Direction: Present the following data again exactly as it is shown.
__________________________________________________
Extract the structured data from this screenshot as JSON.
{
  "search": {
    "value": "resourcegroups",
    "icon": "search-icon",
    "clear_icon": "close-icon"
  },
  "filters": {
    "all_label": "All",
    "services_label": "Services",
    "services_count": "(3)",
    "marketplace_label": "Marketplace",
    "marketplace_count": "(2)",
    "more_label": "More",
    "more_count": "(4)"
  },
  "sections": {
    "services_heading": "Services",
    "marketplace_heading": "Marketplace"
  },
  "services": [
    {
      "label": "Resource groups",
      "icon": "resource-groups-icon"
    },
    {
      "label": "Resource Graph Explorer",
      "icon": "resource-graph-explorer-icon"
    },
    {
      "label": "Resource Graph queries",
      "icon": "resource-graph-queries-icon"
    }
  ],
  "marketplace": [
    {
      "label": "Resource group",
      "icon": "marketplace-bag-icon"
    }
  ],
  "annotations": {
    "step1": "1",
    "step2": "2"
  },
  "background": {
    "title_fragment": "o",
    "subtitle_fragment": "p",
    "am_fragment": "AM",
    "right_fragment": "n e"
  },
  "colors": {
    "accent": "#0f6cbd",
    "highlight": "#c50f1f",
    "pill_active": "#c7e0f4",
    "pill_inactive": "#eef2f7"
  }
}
__________________________________________________
Result of this exercise:
Extract the structured data from this screenshot as JSON.
{
  "search": {
    "value": "resourcegroups",
    "icon": "search-icon",
    "clear_icon": "close-icon"
  },
  "filters": {
    "all_label": "All",
    "services_label": "Services",
    "services_count": "(3)",
    "marketplace_label": "Marketplace",
    "marketplace_count": "(2)",
    "more_label": "More",
    "more_count": "(4)"
  },
  "sections": {
    "services_heading": "Services",
    "marketplace_heading": "Marketplace"
  },
  "services": [
    {
      "label": "Resource groups",
      "icon": "resource-groups-icon"
    },
    {
      "label": "Resource Graph Explorer",
      "icon": "resource-graph-explorer-icon"
    },
    {
      "label": "Resource Graph queries",
      "icon": "resource-graph-queries-icon"
    }
  ],
  "marketplace": [
    {
      "label": "Resource group",
      "icon": "marketplace-bag-icon"
    }
  ],
  "annotations": {
    "step1": "1",
    "step2": "2"
  },
  "background": {
    "title_fragment": "o",
    "subtitle_fragment": "p",
    "am_fragment": "AM",
    "right_fragment": "n e"
  },
  "colors": {
    "accent": "#0f6cbd",
    "highlight": "#c50f1f",
    "pill_active": "#c7e0f4",
    "pill_inactive": "#eef2f7"
  }
}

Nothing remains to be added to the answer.